Collection entries
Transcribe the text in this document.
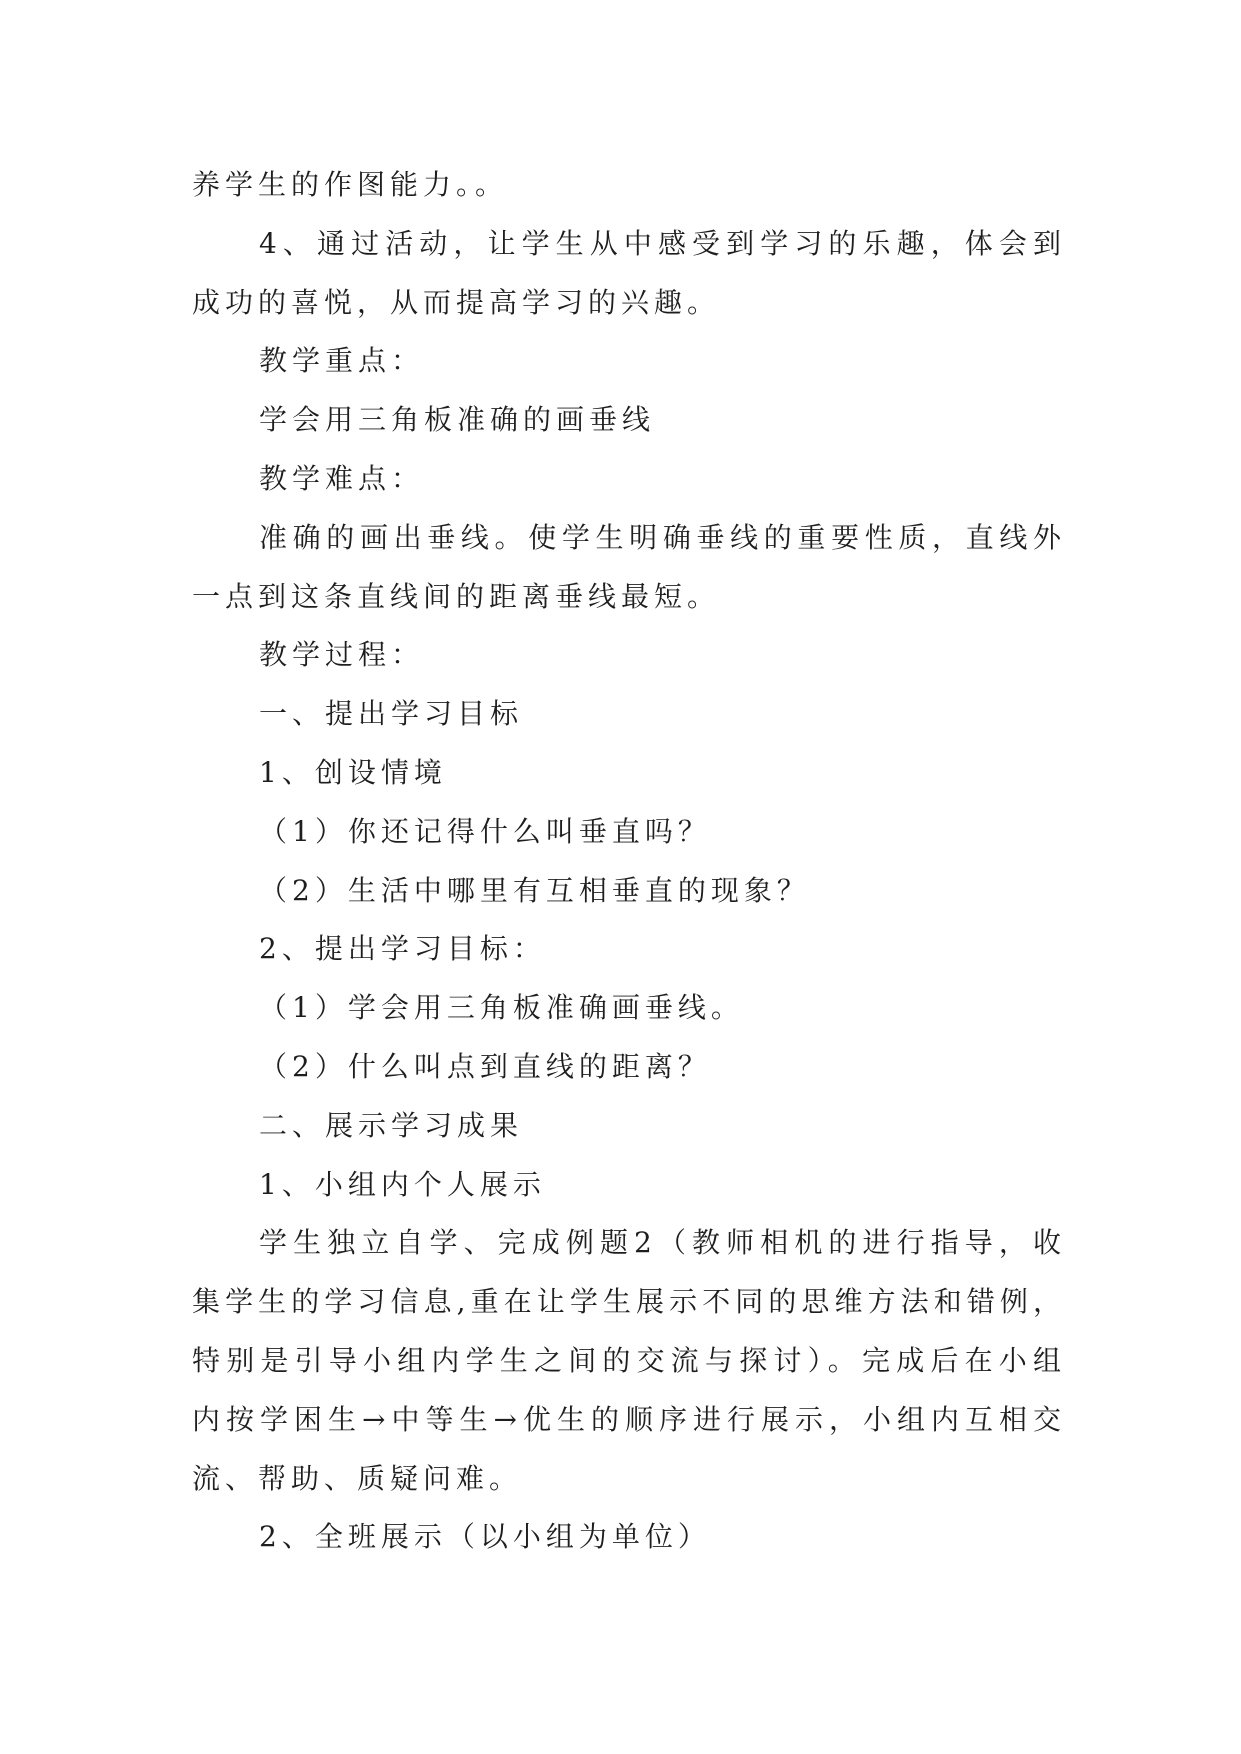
养学生的作图能力。。
4、通过活动，让学生从中感受到学习的乐趣，体会到
成功的喜悦，从而提高学习的兴趣。
教学重点：
学会用三角板准确的画垂线
教学难点：
准确的画出垂线。使学生明确垂线的重要性质，直线外
一点到这条直线间的距离垂线最短。
教学过程：
一、提出学习目标
1、创设情境
（1）你还记得什么叫垂直吗？
（2）生活中哪里有互相垂直的现象？
2、提出学习目标：
（1）学会用三角板准确画垂线。
（2）什么叫点到直线的距离？
二、展示学习成果
1、小组内个人展示
学生独立自学、完成例题2（教师相机的进行指导，收
集学生的学习信息,重在让学生展示不同的思维方法和错例，
特别是引导小组内学生之间的交流与探讨）。完成后在小组
内按学困生→中等生→优生的顺序进行展示，小组内互相交
流、帮助、质疑问难。
2、全班展示（以小组为单位）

YOUR OBJECTIVE -> Without including the pictures, reproduce all entries exactly.

EXERCISE RESPONSE ->
Transcribe the text in this document.
养学生的作图能力。。
4、通过活动，让学生从中感受到学习的乐趣，体会到
成功的喜悦，从而提高学习的兴趣。
教学重点：
学会用三角板准确的画垂线
教学难点：
准确的画出垂线。使学生明确垂线的重要性质，直线外
一点到这条直线间的距离垂线最短。
教学过程：
一、提出学习目标
1、创设情境
（1）你还记得什么叫垂直吗？
（2）生活中哪里有互相垂直的现象？
2、提出学习目标：
（1）学会用三角板准确画垂线。
（2）什么叫点到直线的距离？
二、展示学习成果
1、小组内个人展示
学生独立自学、完成例题2（教师相机的进行指导，收
集学生的学习信息,重在让学生展示不同的思维方法和错例，
特别是引导小组内学生之间的交流与探讨）。完成后在小组
内按学困生→中等生→优生的顺序进行展示，小组内互相交
流、帮助、质疑问难。
2、全班展示（以小组为单位）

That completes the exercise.